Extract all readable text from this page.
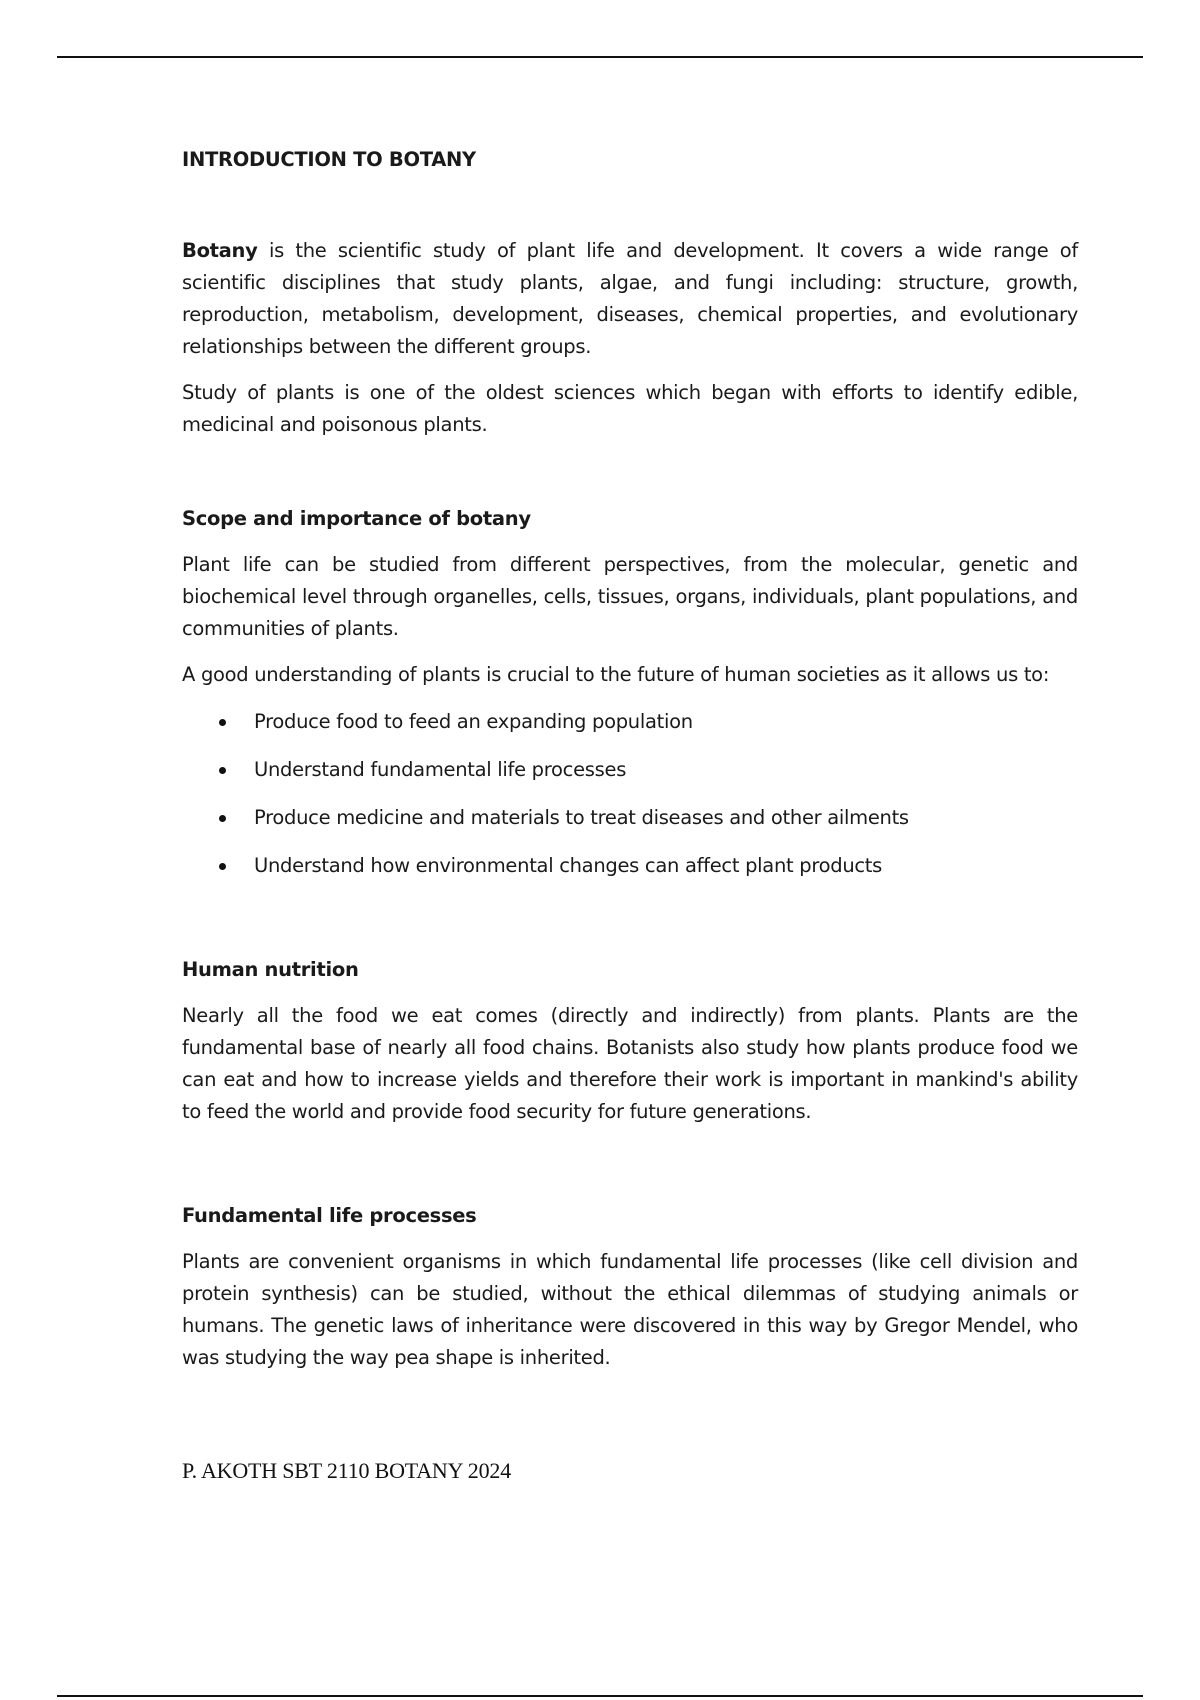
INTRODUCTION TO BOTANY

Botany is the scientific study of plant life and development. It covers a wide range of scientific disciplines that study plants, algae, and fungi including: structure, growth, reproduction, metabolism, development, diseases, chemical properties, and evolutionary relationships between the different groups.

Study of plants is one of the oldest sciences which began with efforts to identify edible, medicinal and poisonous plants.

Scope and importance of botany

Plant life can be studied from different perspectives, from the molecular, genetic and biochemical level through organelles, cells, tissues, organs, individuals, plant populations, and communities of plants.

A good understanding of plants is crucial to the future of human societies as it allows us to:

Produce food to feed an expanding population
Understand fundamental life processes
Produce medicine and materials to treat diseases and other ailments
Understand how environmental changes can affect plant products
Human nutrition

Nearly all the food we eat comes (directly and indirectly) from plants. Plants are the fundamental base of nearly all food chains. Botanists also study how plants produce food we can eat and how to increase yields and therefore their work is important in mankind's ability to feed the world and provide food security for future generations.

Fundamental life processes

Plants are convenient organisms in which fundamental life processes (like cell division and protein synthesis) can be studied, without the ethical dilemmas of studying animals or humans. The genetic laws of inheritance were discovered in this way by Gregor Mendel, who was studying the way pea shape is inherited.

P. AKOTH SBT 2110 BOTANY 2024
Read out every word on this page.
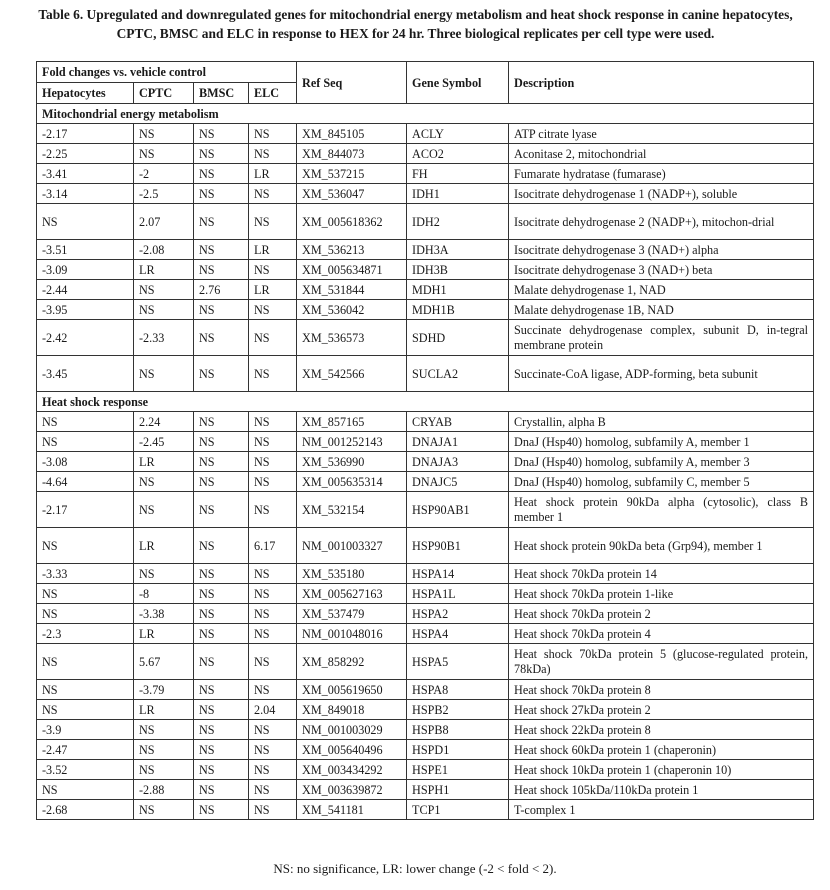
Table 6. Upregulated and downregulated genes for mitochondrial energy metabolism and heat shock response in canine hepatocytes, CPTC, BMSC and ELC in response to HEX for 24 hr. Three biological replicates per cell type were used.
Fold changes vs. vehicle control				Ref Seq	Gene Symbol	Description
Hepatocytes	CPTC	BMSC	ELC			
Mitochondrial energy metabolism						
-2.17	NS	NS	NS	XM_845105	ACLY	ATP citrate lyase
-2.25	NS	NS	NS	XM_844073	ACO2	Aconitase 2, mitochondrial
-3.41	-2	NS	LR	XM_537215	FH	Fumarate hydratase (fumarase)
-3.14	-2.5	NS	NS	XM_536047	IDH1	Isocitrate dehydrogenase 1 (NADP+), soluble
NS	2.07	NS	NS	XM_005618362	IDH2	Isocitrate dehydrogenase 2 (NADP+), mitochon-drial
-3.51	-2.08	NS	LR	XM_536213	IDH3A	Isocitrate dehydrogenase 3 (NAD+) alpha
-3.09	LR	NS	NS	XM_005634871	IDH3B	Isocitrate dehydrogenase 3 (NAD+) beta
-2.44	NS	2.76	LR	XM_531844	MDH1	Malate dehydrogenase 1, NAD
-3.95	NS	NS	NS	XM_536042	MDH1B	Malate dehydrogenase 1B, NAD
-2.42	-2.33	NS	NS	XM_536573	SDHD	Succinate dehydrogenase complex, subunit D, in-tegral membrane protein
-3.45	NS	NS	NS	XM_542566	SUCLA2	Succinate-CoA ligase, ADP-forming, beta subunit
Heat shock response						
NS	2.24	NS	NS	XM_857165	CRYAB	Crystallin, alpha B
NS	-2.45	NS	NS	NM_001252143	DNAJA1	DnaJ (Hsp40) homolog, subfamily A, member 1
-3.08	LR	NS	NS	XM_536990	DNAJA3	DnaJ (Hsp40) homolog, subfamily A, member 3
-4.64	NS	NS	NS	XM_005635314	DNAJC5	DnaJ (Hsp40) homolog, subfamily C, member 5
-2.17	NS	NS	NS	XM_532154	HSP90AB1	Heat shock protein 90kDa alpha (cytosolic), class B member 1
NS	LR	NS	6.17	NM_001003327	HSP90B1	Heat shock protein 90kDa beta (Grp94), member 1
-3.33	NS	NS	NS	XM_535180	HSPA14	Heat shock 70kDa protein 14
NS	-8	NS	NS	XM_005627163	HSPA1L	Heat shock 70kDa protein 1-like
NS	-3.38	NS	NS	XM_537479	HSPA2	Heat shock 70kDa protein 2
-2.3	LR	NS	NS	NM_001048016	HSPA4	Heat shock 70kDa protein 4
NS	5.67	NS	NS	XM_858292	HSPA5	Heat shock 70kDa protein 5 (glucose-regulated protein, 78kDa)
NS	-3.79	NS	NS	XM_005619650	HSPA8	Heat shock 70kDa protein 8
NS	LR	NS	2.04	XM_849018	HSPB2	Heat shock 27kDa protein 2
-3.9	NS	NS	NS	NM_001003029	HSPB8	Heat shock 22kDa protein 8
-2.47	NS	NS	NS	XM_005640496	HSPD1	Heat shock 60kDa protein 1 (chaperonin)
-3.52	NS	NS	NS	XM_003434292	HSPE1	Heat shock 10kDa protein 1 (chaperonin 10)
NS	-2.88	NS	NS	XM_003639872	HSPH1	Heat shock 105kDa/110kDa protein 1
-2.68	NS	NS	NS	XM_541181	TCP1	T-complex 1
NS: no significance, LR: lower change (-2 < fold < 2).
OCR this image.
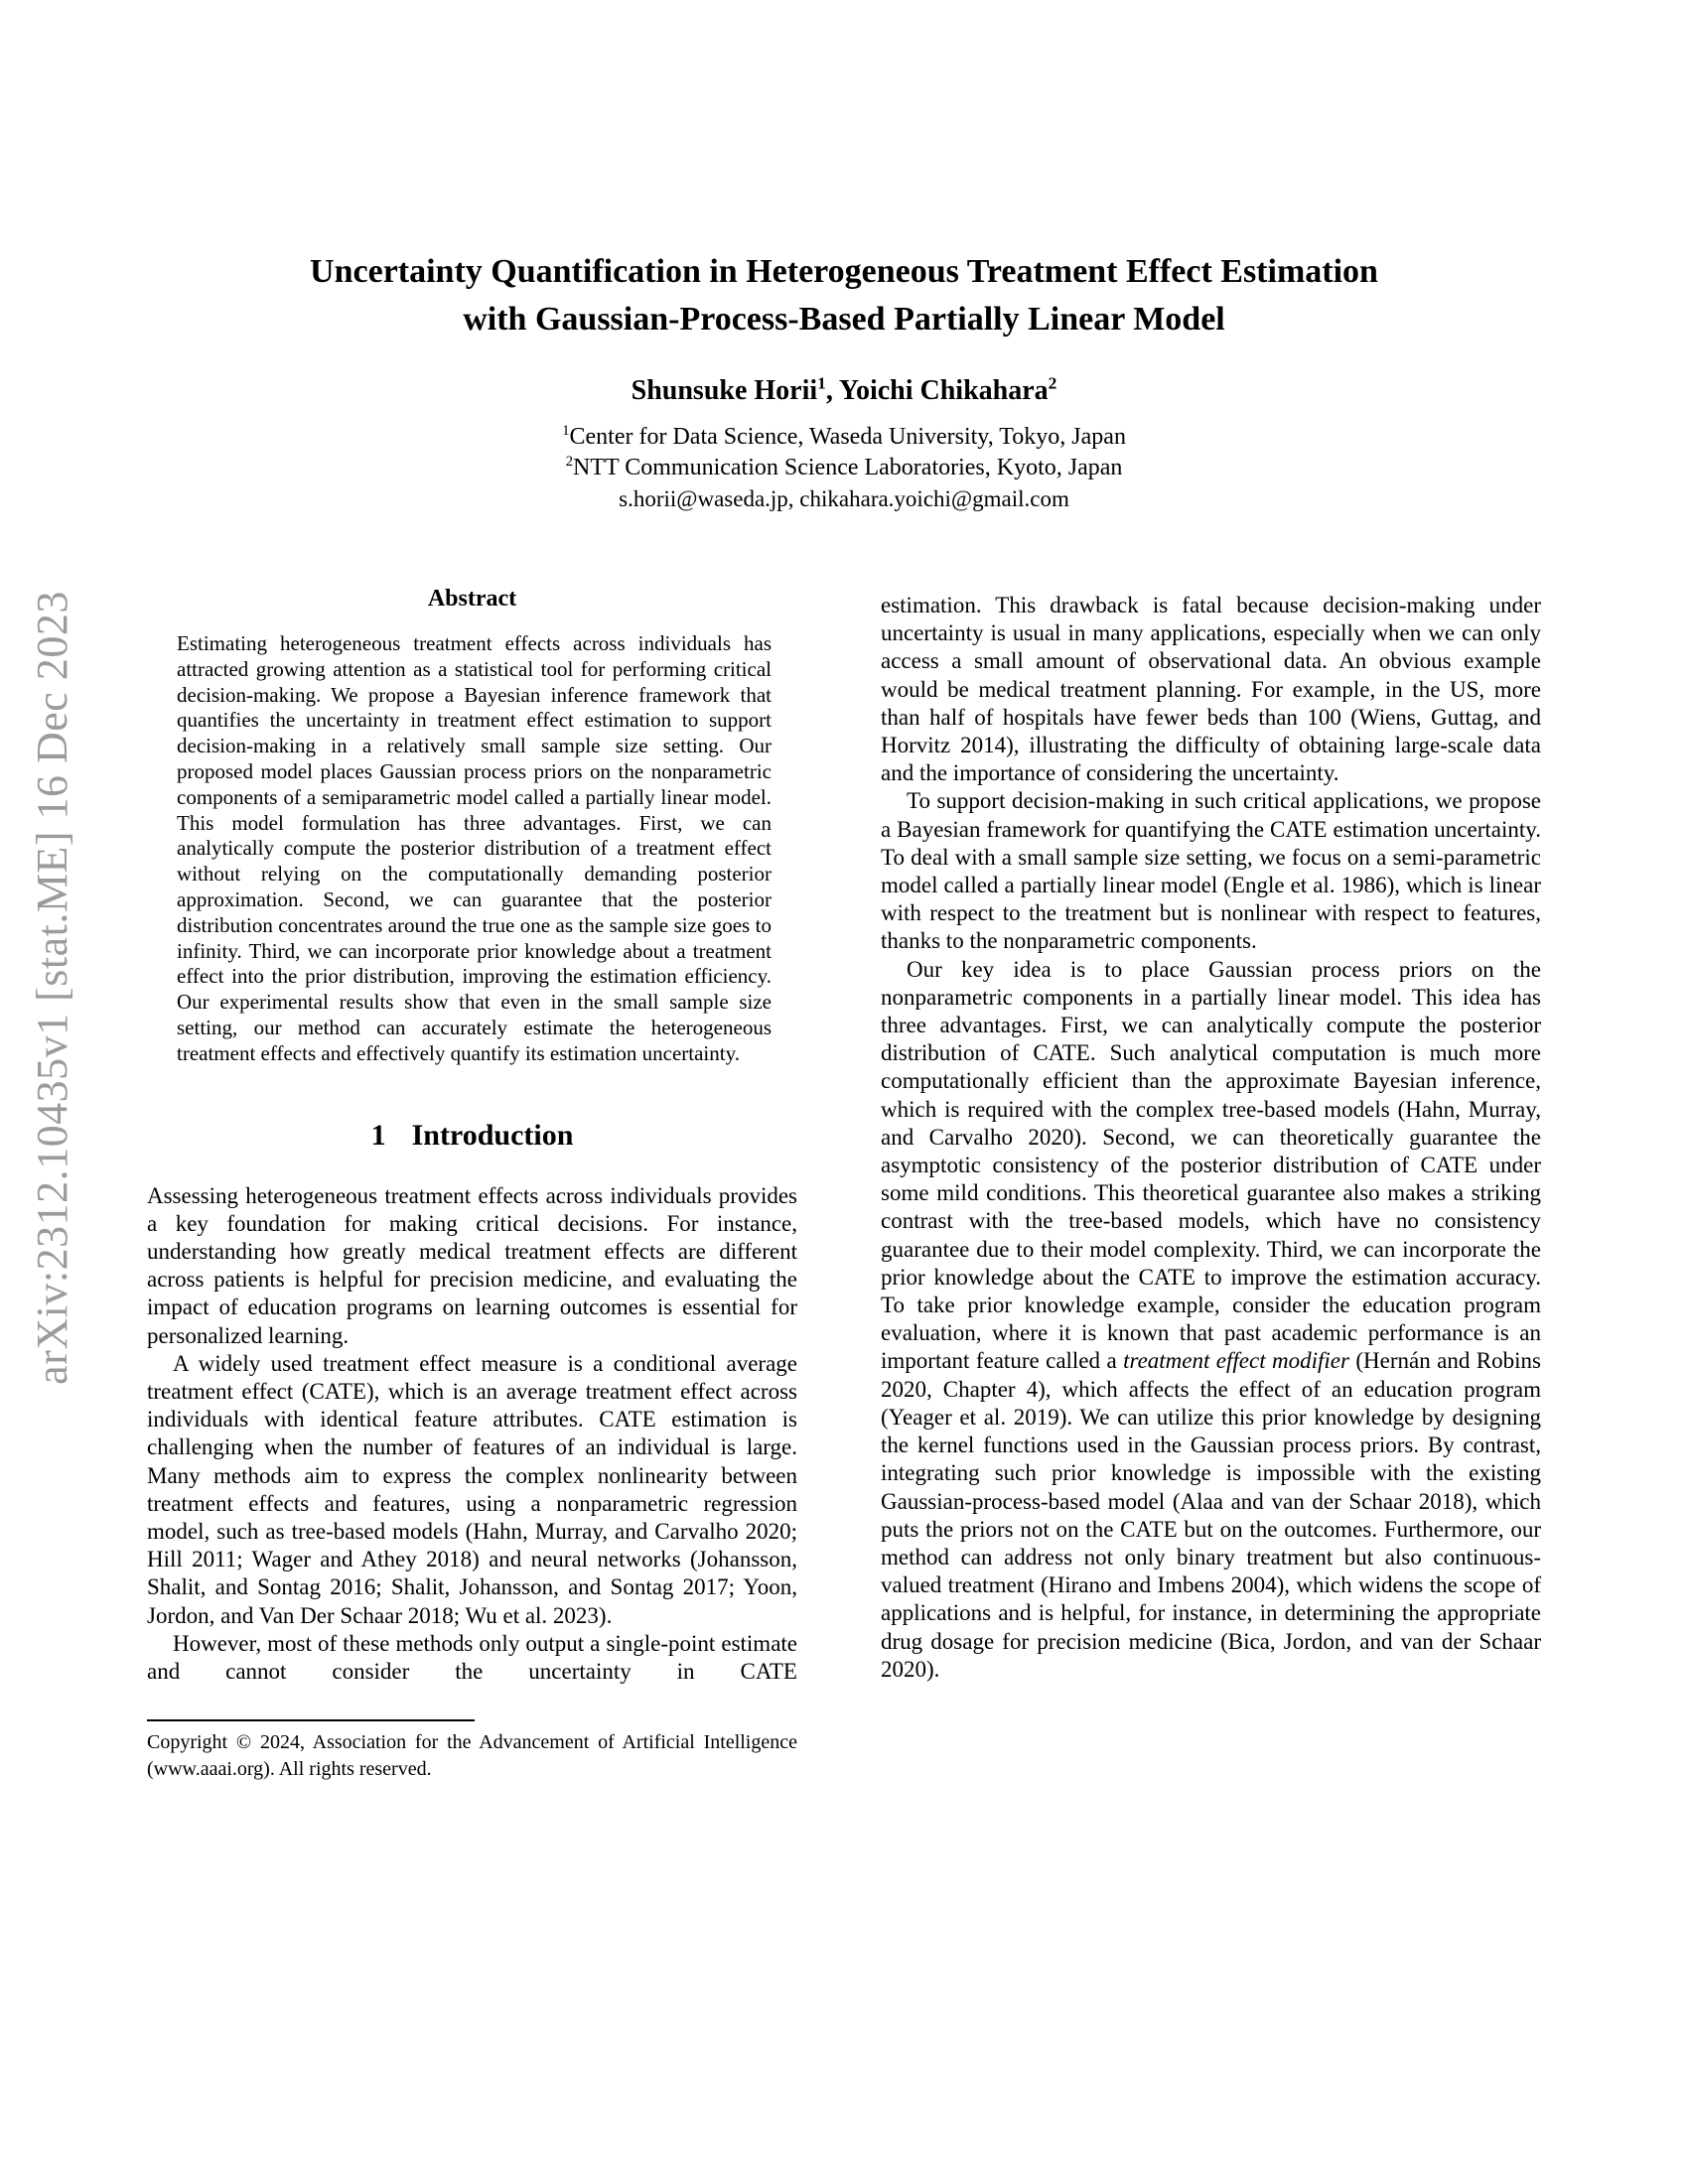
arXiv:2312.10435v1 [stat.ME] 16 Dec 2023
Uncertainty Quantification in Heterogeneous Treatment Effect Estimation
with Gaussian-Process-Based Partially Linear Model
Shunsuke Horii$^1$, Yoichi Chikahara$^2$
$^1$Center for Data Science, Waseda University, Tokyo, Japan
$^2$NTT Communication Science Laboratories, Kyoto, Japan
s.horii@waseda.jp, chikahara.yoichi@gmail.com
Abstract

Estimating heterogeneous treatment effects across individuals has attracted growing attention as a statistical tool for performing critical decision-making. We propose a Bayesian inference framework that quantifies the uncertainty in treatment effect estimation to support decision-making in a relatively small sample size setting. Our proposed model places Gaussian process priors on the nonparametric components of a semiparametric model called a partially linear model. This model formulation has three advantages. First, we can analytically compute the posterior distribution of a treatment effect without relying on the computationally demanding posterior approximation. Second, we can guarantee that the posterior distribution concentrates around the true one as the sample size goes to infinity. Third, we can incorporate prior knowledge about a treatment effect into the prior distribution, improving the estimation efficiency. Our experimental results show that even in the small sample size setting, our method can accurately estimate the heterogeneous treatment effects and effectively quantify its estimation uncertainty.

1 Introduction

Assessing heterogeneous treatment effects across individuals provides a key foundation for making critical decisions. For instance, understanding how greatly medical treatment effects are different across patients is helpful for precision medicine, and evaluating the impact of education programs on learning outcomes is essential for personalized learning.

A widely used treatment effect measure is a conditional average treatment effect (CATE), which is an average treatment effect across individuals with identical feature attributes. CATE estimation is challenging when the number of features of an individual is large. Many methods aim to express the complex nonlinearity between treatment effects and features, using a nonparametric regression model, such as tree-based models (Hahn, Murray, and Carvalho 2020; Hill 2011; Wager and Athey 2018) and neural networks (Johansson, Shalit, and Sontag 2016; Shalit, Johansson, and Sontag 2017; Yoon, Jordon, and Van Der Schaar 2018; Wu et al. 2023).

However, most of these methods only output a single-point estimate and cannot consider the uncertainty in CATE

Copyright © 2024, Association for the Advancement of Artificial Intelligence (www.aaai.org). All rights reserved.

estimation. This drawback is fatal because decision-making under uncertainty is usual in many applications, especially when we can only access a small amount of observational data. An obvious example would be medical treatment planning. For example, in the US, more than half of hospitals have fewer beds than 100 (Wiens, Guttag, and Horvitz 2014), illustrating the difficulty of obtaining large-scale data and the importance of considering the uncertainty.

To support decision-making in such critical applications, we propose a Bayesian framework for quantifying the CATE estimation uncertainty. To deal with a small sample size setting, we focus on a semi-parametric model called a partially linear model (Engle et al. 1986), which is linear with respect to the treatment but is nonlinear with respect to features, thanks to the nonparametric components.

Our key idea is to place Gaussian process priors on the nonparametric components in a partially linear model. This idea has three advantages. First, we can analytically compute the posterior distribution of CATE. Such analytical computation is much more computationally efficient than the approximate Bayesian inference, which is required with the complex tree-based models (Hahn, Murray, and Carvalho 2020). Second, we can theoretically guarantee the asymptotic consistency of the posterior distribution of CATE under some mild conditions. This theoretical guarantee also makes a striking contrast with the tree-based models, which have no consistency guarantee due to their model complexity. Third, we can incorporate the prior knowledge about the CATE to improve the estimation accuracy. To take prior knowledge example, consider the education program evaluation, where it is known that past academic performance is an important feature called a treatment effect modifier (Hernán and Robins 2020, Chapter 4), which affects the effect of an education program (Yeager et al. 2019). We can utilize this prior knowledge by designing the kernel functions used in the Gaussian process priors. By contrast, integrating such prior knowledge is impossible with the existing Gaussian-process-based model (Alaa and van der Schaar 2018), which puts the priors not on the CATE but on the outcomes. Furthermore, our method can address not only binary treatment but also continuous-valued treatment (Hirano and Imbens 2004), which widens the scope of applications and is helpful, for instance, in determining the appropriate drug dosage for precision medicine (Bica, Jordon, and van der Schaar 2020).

## [WHAT IS NEEDED]
Please state how many lines in the data contain the word "future", giving only that number.

## [EXERCISE OUTPUT]
2